■ DOCUMENT SEGMENT ■
SanDisk Corp. on Tuesday took a step it hopes will transform the mobile media business, unveiling a storage technology called TrustedFlash that integrates digital rights management (DRM) into a flash memory card.
The addition of DRM will motivate providers of music, games, movies and other content to sell those products for mobile phones, either in the form of cards sold at retail stores or as downloadable content that can be transferred to a TrustedFlash card, said Eli Harari, president and chief executive officer of SanDisk.
Currently, most content for mobile devices is locked to a particular device, partly because of concerns about piracy.
TrustedFlash “will enable a whole new world of opportunities in the mobile entertainment market by providing the flexibility that consumers are demanding … while still meeting the security requirements that content providers need to have,” Harari said.
TrustedFlash will be rolled out in the fourth quarter of this year, Harari said. It is available now to original equipment manufacturers in miniSD, microSD and SD card formats, according to SanDisk.

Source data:
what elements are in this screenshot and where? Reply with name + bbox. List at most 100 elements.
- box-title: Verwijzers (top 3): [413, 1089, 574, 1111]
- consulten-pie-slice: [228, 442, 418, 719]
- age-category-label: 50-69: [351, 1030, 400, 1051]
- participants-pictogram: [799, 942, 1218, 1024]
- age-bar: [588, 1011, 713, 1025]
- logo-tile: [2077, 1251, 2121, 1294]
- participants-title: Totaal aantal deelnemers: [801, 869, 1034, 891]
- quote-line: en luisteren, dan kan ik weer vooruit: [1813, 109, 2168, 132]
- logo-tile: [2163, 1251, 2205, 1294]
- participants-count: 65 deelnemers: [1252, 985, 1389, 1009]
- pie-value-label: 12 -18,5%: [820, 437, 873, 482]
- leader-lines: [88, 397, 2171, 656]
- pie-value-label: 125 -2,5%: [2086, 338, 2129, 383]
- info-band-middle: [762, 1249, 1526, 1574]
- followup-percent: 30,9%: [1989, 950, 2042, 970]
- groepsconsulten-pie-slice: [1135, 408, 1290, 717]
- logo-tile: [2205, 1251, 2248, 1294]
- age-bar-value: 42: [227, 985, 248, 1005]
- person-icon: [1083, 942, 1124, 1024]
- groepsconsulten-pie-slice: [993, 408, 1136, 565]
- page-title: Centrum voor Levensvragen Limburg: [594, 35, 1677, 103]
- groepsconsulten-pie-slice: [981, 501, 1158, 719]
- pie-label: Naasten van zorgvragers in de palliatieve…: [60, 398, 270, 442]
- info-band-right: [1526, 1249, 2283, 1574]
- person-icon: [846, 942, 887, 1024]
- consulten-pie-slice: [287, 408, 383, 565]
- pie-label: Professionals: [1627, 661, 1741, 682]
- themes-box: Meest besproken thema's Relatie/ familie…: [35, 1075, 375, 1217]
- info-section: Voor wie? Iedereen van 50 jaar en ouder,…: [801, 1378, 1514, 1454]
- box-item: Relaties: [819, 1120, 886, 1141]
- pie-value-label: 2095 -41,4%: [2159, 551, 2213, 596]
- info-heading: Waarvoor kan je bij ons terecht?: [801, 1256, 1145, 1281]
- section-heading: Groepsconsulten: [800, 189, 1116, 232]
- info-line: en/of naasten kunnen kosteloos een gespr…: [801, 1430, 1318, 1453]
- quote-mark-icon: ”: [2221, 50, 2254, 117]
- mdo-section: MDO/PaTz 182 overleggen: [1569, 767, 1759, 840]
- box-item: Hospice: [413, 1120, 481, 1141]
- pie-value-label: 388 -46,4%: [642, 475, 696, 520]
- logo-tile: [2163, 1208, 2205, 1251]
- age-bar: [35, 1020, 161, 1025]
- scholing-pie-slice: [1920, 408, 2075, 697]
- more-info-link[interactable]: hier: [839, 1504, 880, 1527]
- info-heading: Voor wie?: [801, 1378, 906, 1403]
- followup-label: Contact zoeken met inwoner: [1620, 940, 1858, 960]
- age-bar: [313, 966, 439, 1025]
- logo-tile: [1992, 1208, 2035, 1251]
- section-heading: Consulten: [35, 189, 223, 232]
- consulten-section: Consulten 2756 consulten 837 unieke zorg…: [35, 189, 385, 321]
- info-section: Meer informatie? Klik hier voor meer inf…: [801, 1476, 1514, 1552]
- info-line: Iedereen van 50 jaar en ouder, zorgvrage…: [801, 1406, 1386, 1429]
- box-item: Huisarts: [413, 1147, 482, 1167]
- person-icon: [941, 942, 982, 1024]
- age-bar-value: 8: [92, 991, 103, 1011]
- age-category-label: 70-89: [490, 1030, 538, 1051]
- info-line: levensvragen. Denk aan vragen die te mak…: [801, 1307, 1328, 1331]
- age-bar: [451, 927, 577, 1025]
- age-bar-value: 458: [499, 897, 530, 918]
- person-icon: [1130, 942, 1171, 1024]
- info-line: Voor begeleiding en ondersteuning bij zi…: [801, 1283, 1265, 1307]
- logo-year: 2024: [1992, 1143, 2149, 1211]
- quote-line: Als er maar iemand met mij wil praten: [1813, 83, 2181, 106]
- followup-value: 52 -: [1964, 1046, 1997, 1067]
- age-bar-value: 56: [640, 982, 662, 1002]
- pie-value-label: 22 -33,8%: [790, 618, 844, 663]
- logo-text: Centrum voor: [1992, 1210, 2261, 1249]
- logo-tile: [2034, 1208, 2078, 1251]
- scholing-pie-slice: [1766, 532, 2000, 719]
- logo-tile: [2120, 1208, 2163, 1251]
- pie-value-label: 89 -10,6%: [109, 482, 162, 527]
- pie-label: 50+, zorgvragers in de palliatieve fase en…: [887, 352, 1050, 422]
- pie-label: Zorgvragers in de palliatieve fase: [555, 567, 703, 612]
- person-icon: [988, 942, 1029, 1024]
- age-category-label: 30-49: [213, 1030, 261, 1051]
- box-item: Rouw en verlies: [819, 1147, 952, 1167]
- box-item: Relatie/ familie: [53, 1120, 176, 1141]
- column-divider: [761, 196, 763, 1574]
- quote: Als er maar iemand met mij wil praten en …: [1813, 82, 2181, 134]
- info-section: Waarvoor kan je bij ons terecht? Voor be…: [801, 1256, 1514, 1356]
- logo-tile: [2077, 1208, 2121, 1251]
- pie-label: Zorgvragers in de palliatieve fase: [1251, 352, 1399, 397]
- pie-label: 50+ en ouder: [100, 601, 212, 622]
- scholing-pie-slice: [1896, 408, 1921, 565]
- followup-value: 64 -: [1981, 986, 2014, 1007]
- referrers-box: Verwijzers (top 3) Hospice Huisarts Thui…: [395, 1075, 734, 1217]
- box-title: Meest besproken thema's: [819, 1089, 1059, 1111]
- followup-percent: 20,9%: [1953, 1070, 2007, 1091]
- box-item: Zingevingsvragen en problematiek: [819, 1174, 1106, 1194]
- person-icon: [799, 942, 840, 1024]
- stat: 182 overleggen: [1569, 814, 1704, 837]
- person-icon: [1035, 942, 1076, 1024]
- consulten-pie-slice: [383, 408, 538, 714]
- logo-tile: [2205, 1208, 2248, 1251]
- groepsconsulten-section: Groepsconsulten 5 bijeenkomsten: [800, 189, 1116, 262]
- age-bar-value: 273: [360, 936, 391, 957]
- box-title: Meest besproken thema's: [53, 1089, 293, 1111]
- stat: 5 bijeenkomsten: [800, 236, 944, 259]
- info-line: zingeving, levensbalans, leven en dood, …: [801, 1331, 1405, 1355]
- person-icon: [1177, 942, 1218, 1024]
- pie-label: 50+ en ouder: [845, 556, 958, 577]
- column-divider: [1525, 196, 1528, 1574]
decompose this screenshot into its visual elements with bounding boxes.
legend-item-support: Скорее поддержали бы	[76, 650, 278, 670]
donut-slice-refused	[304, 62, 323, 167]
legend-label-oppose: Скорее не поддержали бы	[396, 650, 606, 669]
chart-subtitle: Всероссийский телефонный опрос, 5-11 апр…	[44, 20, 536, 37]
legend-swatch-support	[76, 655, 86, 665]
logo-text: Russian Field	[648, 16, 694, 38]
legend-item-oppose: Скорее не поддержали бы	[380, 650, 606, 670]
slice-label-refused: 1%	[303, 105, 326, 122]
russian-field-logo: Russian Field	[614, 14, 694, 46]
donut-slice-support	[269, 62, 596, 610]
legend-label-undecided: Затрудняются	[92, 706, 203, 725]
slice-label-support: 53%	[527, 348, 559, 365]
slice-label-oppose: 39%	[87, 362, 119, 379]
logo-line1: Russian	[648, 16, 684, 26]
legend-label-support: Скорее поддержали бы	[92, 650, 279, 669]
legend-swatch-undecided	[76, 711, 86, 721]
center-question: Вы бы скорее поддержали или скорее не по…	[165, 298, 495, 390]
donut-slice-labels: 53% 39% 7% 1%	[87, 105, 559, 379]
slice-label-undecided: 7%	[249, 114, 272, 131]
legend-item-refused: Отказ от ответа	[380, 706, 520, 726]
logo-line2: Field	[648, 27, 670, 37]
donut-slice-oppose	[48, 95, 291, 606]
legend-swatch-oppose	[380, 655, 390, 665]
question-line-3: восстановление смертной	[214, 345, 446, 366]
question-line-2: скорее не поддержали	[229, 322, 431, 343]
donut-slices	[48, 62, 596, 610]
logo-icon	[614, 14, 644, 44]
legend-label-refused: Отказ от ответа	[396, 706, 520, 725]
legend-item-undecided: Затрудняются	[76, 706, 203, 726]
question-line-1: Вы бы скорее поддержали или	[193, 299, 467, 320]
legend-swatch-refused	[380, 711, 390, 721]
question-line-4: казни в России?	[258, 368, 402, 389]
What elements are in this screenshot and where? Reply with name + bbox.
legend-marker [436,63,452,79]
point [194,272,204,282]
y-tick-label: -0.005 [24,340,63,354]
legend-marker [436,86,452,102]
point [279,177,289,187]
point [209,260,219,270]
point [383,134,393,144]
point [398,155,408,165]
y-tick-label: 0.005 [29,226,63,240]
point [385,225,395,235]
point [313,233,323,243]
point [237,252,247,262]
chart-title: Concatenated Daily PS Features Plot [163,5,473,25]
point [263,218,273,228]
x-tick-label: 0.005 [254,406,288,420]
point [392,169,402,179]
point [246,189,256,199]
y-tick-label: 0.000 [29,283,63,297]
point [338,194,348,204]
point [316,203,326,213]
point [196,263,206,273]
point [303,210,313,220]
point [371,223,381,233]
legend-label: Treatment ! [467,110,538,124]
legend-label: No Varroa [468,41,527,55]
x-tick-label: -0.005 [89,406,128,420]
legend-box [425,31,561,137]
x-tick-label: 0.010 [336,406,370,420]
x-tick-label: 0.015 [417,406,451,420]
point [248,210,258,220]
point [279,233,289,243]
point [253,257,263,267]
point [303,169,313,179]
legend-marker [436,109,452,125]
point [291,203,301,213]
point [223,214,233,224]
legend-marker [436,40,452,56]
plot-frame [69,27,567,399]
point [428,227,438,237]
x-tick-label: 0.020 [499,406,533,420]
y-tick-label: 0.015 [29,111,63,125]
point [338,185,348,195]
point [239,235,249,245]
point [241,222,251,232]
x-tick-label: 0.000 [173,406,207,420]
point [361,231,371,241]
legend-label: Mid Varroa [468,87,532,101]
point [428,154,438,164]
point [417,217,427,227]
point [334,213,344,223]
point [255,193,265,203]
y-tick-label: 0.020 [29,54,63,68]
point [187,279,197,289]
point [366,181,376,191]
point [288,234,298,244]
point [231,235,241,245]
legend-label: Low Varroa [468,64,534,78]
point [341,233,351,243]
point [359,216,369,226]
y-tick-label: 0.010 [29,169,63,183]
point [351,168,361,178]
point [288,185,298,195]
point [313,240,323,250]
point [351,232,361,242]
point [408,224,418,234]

■ ACTION ITEM A ■
Edit the SanDisk TrustedFlash article: start at the words "The addition of", stop after "according to SanDisk.", and put "media companies" in place of "content providers".
■ ACTION ITEM B ■
Extend the article about SanDisk's TrustedFlash memory card, continuing from its final sentence.

■ RESPONSE BOX A ■
The addition of DRM will motivate providers of music, games, movies and other content to sell those products for mobile phones, either in the form of cards sold at retail stores or as downloadable content that can be transferred to a TrustedFlash card, said Eli Harari, president and chief executive officer of SanDisk.
Currently, most content for mobile devices is locked to a particular device, partly because of concerns about piracy.
TrustedFlash “will enable a whole new world of opportunities in the mobile entertainment market by providing the flexibility that consumers are demanding … while still meeting the security requirements that media companies need to have,” Harari said.
TrustedFlash will be rolled out in the fourth quarter of this year, Harari said. It is available now to original equipment manufacturers in miniSD, microSD and SD card formats, according to SanDisk.

■ RESPONSE BOX B ■
At a news conference Tuesday at the CTIA Wireless I.T. & Entertainment show in San Francisco, SanDisk, EMI Group PLC and Virgin Records America Inc. announced that a version of the Rolling Stones’ album “A Bigger Bang” on a TrustedFlash microSD or miniSD card is set to go on sale in select retail stores in November for US$39.99. It will include band images and links to other Rolling Stones albums that the consumer could buy, Harari said.
SanDisk also showed off a 4G-byte embedded flash memory component with the TrustedFlash technology, to be integrated into mobile phones, music players, personal media players and GPS (Global Positioning System) devices. It takes up less than 4 percent of the space that a microdrive would take up, Harari said.
Consumers will be able to move content on TrustedFlash cards from one mobile device to another because the DRM is built in to the card, Harari said. Depending on the DRM settings defined by the content provider, consumers also will be able to copy the content to a PC hard drive or other storage as backup a certain number of times, the company said.
The format is independent of particular DRM schemes, and the providers of existing DRM technologies, such as Apple Computer Inc., Microsoft Corp. and the Open Mobile Alliance (OMA), have been invited to integrate their formats into the TrustedFlash format, Harari said.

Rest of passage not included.